• Description of the task
Output all the material that follows, exactly as given.

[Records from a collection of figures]
● ● ● ●

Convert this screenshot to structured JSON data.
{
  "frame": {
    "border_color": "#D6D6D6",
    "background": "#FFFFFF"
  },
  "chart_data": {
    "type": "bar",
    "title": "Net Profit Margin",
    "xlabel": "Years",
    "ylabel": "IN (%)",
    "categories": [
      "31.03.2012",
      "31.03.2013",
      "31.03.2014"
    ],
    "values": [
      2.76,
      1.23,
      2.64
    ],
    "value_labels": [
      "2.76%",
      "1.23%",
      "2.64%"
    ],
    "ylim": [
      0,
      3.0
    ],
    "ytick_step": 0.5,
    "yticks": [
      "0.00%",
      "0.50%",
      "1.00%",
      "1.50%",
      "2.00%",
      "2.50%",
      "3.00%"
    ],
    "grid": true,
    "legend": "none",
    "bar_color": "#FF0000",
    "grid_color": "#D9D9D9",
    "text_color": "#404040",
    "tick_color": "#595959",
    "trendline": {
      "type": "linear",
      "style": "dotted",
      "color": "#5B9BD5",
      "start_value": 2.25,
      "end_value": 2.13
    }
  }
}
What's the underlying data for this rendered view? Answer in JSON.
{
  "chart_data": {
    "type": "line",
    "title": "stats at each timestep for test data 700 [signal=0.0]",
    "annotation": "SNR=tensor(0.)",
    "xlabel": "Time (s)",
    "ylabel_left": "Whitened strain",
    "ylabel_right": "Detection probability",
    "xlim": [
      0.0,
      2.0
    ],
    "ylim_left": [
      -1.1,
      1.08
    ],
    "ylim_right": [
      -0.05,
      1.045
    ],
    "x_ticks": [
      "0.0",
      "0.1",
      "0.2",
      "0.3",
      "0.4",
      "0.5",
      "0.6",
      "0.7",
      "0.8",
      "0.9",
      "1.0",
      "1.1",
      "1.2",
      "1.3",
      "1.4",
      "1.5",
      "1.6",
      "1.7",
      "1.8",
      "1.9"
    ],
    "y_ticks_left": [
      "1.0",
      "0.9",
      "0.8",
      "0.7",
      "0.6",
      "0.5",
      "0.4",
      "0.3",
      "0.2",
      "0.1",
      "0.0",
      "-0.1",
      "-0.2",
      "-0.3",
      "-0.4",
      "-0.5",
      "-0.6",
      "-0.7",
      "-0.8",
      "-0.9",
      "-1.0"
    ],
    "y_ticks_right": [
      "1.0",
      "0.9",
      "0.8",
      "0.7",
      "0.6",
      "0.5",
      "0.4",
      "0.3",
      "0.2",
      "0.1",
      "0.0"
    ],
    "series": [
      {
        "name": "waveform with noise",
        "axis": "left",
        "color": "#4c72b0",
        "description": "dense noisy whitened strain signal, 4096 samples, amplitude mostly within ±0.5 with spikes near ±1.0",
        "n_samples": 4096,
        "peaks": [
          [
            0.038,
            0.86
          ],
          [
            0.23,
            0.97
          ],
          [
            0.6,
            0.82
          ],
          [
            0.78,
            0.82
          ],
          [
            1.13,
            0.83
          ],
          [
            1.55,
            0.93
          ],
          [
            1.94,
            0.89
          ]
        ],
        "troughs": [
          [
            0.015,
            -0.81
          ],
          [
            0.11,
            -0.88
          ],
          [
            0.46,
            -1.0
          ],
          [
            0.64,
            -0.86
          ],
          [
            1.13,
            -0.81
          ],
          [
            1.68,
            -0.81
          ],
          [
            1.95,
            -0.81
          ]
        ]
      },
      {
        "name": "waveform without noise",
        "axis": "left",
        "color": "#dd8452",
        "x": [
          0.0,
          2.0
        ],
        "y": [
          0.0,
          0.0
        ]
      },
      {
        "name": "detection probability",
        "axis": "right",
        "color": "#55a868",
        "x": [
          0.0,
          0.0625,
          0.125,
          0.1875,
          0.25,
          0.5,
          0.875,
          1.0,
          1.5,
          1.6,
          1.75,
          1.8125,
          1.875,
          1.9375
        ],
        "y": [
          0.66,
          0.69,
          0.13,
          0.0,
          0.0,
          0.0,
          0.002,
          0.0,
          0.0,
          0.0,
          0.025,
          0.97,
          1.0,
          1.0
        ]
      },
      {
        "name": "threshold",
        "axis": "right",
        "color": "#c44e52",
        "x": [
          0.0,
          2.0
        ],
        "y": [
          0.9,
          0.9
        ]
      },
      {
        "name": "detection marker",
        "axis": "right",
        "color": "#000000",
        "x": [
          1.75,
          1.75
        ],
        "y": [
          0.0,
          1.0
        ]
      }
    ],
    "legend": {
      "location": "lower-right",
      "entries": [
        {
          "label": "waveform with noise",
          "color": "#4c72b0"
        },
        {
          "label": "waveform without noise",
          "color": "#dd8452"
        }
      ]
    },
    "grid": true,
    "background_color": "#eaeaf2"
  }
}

● ● ● ●

• Task answer
Convert this screenshot to structured JSON data.
{
  "frame": {
    "border_color": "#D6D6D6",
    "background": "#FFFFFF"
  },
  "chart_data": {
    "type": "bar",
    "title": "Net Profit Margin",
    "xlabel": "Years",
    "ylabel": "IN (%)",
    "categories": [
      "31.03.2012",
      "31.03.2013",
      "31.03.2014"
    ],
    "values": [
      2.76,
      1.23,
      2.64
    ],
    "value_labels": [
      "2.76%",
      "1.23%",
      "2.64%"
    ],
    "ylim": [
      0,
      3.0
    ],
    "ytick_step": 0.5,
    "yticks": [
      "0.00%",
      "0.50%",
      "1.00%",
      "1.50%",
      "2.00%",
      "2.50%",
      "3.00%"
    ],
    "grid": true,
    "legend": "none",
    "bar_color": "#FF0000",
    "grid_color": "#D9D9D9",
    "text_color": "#404040",
    "tick_color": "#595959",
    "trendline": {
      "type": "linear",
      "style": "dotted",
      "color": "#5B9BD5",
      "start_value": 2.25,
      "end_value": 2.13
    }
  }
}
What's the underlying data for this rendered view? Answer in JSON.
{
  "chart_data": {
    "type": "line",
    "title": "stats at each timestep for test data 700 [signal=0.0]",
    "annotation": "SNR=tensor(0.)",
    "xlabel": "Time (s)",
    "ylabel_left": "Whitened strain",
    "ylabel_right": "Detection probability",
    "xlim": [
      0.0,
      2.0
    ],
    "ylim_left": [
      -1.1,
      1.08
    ],
    "ylim_right": [
      -0.05,
      1.045
    ],
    "x_ticks": [
      "0.0",
      "0.1",
      "0.2",
      "0.3",
      "0.4",
      "0.5",
      "0.6",
      "0.7",
      "0.8",
      "0.9",
      "1.0",
      "1.1",
      "1.2",
      "1.3",
      "1.4",
      "1.5",
      "1.6",
      "1.7",
      "1.8",
      "1.9"
    ],
    "y_ticks_left": [
      "1.0",
      "0.9",
      "0.8",
      "0.7",
      "0.6",
      "0.5",
      "0.4",
      "0.3",
      "0.2",
      "0.1",
      "0.0",
      "-0.1",
      "-0.2",
      "-0.3",
      "-0.4",
      "-0.5",
      "-0.6",
      "-0.7",
      "-0.8",
      "-0.9",
      "-1.0"
    ],
    "y_ticks_right": [
      "1.0",
      "0.9",
      "0.8",
      "0.7",
      "0.6",
      "0.5",
      "0.4",
      "0.3",
      "0.2",
      "0.1",
      "0.0"
    ],
    "series": [
      {
        "name": "waveform with noise",
        "axis": "left",
        "color": "#4c72b0",
        "description": "dense noisy whitened strain signal, 4096 samples, amplitude mostly within ±0.5 with spikes near ±1.0",
        "n_samples": 4096,
        "peaks": [
          [
            0.038,
            0.86
          ],
          [
            0.23,
            0.97
          ],
          [
            0.6,
            0.82
          ],
          [
            0.78,
            0.82
          ],
          [
            1.13,
            0.83
          ],
          [
            1.55,
            0.93
          ],
          [
            1.94,
            0.89
          ]
        ],
        "troughs": [
          [
            0.015,
            -0.81
          ],
          [
            0.11,
            -0.88
          ],
          [
            0.46,
            -1.0
          ],
          [
            0.64,
            -0.86
          ],
          [
            1.13,
            -0.81
          ],
          [
            1.68,
            -0.81
          ],
          [
            1.95,
            -0.81
          ]
        ]
      },
      {
        "name": "waveform without noise",
        "axis": "left",
        "color": "#dd8452",
        "x": [
          0.0,
          2.0
        ],
        "y": [
          0.0,
          0.0
        ]
      },
      {
        "name": "detection probability",
        "axis": "right",
        "color": "#55a868",
        "x": [
          0.0,
          0.0625,
          0.125,
          0.1875,
          0.25,
          0.5,
          0.875,
          1.0,
          1.5,
          1.6,
          1.75,
          1.8125,
          1.875,
          1.9375
        ],
        "y": [
          0.66,
          0.69,
          0.13,
          0.0,
          0.0,
          0.0,
          0.002,
          0.0,
          0.0,
          0.0,
          0.025,
          0.97,
          1.0,
          1.0
        ]
      },
      {
        "name": "threshold",
        "axis": "right",
        "color": "#c44e52",
        "x": [
          0.0,
          2.0
        ],
        "y": [
          0.9,
          0.9
        ]
      },
      {
        "name": "detection marker",
        "axis": "right",
        "color": "#000000",
        "x": [
          1.75,
          1.75
        ],
        "y": [
          0.0,
          1.0
        ]
      }
    ],
    "legend": {
      "location": "lower-right",
      "entries": [
        {
          "label": "waveform with noise",
          "color": "#4c72b0"
        },
        {
          "label": "waveform without noise",
          "color": "#dd8452"
        }
      ]
    },
    "grid": true,
    "background_color": "#eaeaf2"
  }
}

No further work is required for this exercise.